**Given instruction**
Copy the data below exactly.

+++++

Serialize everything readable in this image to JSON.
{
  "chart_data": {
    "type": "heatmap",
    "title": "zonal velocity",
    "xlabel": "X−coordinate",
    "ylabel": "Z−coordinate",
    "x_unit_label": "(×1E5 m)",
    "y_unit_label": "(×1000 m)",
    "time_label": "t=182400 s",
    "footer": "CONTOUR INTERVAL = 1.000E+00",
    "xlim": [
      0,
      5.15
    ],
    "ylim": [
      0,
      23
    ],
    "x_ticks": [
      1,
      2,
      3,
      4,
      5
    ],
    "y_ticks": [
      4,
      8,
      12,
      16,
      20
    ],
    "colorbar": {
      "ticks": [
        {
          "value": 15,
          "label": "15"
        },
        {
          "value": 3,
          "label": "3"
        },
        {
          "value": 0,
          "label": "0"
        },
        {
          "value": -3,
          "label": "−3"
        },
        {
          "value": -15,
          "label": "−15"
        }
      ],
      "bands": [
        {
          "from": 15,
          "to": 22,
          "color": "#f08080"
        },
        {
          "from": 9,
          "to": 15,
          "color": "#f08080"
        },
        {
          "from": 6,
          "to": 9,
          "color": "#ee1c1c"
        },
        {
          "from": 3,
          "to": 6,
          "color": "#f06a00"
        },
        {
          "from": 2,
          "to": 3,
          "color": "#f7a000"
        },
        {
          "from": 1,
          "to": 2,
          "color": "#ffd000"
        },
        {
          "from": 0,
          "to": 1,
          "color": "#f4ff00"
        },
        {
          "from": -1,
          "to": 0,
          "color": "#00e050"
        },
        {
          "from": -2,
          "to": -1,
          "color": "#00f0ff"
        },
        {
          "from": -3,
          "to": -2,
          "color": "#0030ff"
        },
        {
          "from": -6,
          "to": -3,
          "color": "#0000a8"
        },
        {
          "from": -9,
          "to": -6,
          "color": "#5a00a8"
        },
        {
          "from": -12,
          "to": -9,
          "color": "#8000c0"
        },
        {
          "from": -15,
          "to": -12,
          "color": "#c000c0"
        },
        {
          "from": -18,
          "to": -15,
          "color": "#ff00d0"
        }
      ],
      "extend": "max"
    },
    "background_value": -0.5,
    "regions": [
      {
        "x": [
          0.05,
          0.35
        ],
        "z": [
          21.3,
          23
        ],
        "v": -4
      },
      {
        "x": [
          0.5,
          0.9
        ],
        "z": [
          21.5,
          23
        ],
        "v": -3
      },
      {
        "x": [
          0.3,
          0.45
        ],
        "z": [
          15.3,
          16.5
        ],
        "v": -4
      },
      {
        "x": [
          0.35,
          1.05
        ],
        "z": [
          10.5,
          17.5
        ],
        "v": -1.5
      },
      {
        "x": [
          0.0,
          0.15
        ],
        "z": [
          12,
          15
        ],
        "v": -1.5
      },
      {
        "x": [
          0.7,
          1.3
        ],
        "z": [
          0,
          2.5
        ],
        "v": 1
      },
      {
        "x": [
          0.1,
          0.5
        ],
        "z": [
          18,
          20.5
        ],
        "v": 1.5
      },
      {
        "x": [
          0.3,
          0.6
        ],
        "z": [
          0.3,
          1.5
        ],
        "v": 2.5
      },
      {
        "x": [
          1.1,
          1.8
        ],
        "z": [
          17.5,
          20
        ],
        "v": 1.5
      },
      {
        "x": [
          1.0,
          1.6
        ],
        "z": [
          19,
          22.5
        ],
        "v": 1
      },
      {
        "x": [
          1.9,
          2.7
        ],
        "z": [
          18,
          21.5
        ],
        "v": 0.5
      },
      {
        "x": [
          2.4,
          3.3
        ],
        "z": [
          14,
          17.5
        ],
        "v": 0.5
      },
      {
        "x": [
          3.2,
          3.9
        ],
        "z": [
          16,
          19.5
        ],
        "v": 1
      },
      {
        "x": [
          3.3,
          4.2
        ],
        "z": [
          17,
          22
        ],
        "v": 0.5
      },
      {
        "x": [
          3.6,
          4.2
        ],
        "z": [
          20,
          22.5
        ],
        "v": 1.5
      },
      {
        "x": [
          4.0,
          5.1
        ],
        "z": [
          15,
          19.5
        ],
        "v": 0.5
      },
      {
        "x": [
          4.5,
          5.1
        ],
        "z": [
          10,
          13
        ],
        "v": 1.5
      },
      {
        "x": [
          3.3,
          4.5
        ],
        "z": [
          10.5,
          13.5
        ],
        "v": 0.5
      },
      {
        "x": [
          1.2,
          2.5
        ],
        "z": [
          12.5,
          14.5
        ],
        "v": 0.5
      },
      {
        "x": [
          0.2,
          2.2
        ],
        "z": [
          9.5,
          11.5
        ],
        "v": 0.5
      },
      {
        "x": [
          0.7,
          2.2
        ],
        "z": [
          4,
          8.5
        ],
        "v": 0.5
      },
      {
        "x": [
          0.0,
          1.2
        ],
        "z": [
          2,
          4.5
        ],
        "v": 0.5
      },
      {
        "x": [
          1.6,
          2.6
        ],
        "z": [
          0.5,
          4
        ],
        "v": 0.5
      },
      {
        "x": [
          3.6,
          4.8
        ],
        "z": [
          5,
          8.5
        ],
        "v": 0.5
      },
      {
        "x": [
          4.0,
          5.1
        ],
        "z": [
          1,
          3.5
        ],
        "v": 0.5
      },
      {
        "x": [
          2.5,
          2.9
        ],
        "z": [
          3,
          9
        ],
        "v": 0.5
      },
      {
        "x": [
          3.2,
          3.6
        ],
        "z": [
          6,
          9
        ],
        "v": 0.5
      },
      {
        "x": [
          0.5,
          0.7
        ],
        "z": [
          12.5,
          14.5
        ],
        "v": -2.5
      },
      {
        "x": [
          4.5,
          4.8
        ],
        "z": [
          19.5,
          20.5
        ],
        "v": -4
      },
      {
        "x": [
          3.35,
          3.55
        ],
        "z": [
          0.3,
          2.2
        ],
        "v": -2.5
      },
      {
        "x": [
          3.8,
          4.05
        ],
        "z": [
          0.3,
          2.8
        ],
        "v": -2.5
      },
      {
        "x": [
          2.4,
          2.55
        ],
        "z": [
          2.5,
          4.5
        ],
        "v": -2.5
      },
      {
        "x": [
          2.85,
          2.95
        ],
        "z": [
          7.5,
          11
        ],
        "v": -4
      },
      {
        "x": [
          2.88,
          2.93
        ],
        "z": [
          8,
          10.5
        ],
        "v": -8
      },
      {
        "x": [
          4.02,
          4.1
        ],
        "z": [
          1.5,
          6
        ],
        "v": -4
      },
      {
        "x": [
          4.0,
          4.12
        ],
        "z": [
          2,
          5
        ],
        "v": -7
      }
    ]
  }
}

+++++

**Problem solution**
Serialize everything readable in this image to JSON.
{
  "chart_data": {
    "type": "heatmap",
    "title": "zonal velocity",
    "xlabel": "X−coordinate",
    "ylabel": "Z−coordinate",
    "x_unit_label": "(×1E5 m)",
    "y_unit_label": "(×1000 m)",
    "time_label": "t=182400 s",
    "footer": "CONTOUR INTERVAL = 1.000E+00",
    "xlim": [
      0,
      5.15
    ],
    "ylim": [
      0,
      23
    ],
    "x_ticks": [
      1,
      2,
      3,
      4,
      5
    ],
    "y_ticks": [
      4,
      8,
      12,
      16,
      20
    ],
    "colorbar": {
      "ticks": [
        {
          "value": 15,
          "label": "15"
        },
        {
          "value": 3,
          "label": "3"
        },
        {
          "value": 0,
          "label": "0"
        },
        {
          "value": -3,
          "label": "−3"
        },
        {
          "value": -15,
          "label": "−15"
        }
      ],
      "bands": [
        {
          "from": 15,
          "to": 22,
          "color": "#f08080"
        },
        {
          "from": 9,
          "to": 15,
          "color": "#f08080"
        },
        {
          "from": 6,
          "to": 9,
          "color": "#ee1c1c"
        },
        {
          "from": 3,
          "to": 6,
          "color": "#f06a00"
        },
        {
          "from": 2,
          "to": 3,
          "color": "#f7a000"
        },
        {
          "from": 1,
          "to": 2,
          "color": "#ffd000"
        },
        {
          "from": 0,
          "to": 1,
          "color": "#f4ff00"
        },
        {
          "from": -1,
          "to": 0,
          "color": "#00e050"
        },
        {
          "from": -2,
          "to": -1,
          "color": "#00f0ff"
        },
        {
          "from": -3,
          "to": -2,
          "color": "#0030ff"
        },
        {
          "from": -6,
          "to": -3,
          "color": "#0000a8"
        },
        {
          "from": -9,
          "to": -6,
          "color": "#5a00a8"
        },
        {
          "from": -12,
          "to": -9,
          "color": "#8000c0"
        },
        {
          "from": -15,
          "to": -12,
          "color": "#c000c0"
        },
        {
          "from": -18,
          "to": -15,
          "color": "#ff00d0"
        }
      ],
      "extend": "max"
    },
    "background_value": -0.5,
    "regions": [
      {
        "x": [
          0.05,
          0.35
        ],
        "z": [
          21.3,
          23
        ],
        "v": -4
      },
      {
        "x": [
          0.5,
          0.9
        ],
        "z": [
          21.5,
          23
        ],
        "v": -3
      },
      {
        "x": [
          0.3,
          0.45
        ],
        "z": [
          15.3,
          16.5
        ],
        "v": -4
      },
      {
        "x": [
          0.35,
          1.05
        ],
        "z": [
          10.5,
          17.5
        ],
        "v": -1.5
      },
      {
        "x": [
          0.0,
          0.15
        ],
        "z": [
          12,
          15
        ],
        "v": -1.5
      },
      {
        "x": [
          0.7,
          1.3
        ],
        "z": [
          0,
          2.5
        ],
        "v": 1
      },
      {
        "x": [
          0.1,
          0.5
        ],
        "z": [
          18,
          20.5
        ],
        "v": 1.5
      },
      {
        "x": [
          0.3,
          0.6
        ],
        "z": [
          0.3,
          1.5
        ],
        "v": 2.5
      },
      {
        "x": [
          1.1,
          1.8
        ],
        "z": [
          17.5,
          20
        ],
        "v": 1.5
      },
      {
        "x": [
          1.0,
          1.6
        ],
        "z": [
          19,
          22.5
        ],
        "v": 1
      },
      {
        "x": [
          1.9,
          2.7
        ],
        "z": [
          18,
          21.5
        ],
        "v": 0.5
      },
      {
        "x": [
          2.4,
          3.3
        ],
        "z": [
          14,
          17.5
        ],
        "v": 0.5
      },
      {
        "x": [
          3.2,
          3.9
        ],
        "z": [
          16,
          19.5
        ],
        "v": 1
      },
      {
        "x": [
          3.3,
          4.2
        ],
        "z": [
          17,
          22
        ],
        "v": 0.5
      },
      {
        "x": [
          3.6,
          4.2
        ],
        "z": [
          20,
          22.5
        ],
        "v": 1.5
      },
      {
        "x": [
          4.0,
          5.1
        ],
        "z": [
          15,
          19.5
        ],
        "v": 0.5
      },
      {
        "x": [
          4.5,
          5.1
        ],
        "z": [
          10,
          13
        ],
        "v": 1.5
      },
      {
        "x": [
          3.3,
          4.5
        ],
        "z": [
          10.5,
          13.5
        ],
        "v": 0.5
      },
      {
        "x": [
          1.2,
          2.5
        ],
        "z": [
          12.5,
          14.5
        ],
        "v": 0.5
      },
      {
        "x": [
          0.2,
          2.2
        ],
        "z": [
          9.5,
          11.5
        ],
        "v": 0.5
      },
      {
        "x": [
          0.7,
          2.2
        ],
        "z": [
          4,
          8.5
        ],
        "v": 0.5
      },
      {
        "x": [
          0.0,
          1.2
        ],
        "z": [
          2,
          4.5
        ],
        "v": 0.5
      },
      {
        "x": [
          1.6,
          2.6
        ],
        "z": [
          0.5,
          4
        ],
        "v": 0.5
      },
      {
        "x": [
          3.6,
          4.8
        ],
        "z": [
          5,
          8.5
        ],
        "v": 0.5
      },
      {
        "x": [
          4.0,
          5.1
        ],
        "z": [
          1,
          3.5
        ],
        "v": 0.5
      },
      {
        "x": [
          2.5,
          2.9
        ],
        "z": [
          3,
          9
        ],
        "v": 0.5
      },
      {
        "x": [
          3.2,
          3.6
        ],
        "z": [
          6,
          9
        ],
        "v": 0.5
      },
      {
        "x": [
          0.5,
          0.7
        ],
        "z": [
          12.5,
          14.5
        ],
        "v": -2.5
      },
      {
        "x": [
          4.5,
          4.8
        ],
        "z": [
          19.5,
          20.5
        ],
        "v": -4
      },
      {
        "x": [
          3.35,
          3.55
        ],
        "z": [
          0.3,
          2.2
        ],
        "v": -2.5
      },
      {
        "x": [
          3.8,
          4.05
        ],
        "z": [
          0.3,
          2.8
        ],
        "v": -2.5
      },
      {
        "x": [
          2.4,
          2.55
        ],
        "z": [
          2.5,
          4.5
        ],
        "v": -2.5
      },
      {
        "x": [
          2.85,
          2.95
        ],
        "z": [
          7.5,
          11
        ],
        "v": -4
      },
      {
        "x": [
          2.88,
          2.93
        ],
        "z": [
          8,
          10.5
        ],
        "v": -8
      },
      {
        "x": [
          4.02,
          4.1
        ],
        "z": [
          1.5,
          6
        ],
        "v": -4
      },
      {
        "x": [
          4.0,
          4.12
        ],
        "z": [
          2,
          5
        ],
        "v": -7
      }
    ]
  }
}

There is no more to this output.